## EXERCISE REQUIREMENTS
Go through the material below and return each line with the string "symptoms" in it.

==== RECORDED DATA ====

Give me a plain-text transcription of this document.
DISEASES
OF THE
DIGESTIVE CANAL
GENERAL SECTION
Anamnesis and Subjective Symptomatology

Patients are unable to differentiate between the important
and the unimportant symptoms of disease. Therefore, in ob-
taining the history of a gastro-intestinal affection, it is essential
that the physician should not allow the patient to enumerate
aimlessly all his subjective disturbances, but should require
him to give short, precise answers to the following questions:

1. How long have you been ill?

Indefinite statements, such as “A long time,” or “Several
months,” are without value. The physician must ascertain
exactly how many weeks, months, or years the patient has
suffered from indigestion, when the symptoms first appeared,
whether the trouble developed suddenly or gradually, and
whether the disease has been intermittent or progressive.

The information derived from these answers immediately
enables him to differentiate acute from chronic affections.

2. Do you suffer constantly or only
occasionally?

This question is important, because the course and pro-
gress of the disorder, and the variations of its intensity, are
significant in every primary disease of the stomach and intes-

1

====

## PROBLEM SOLUTION
and the unimportant symptoms of disease. Therefore, in ob-
suffered from indigestion, when the symptoms first appeared,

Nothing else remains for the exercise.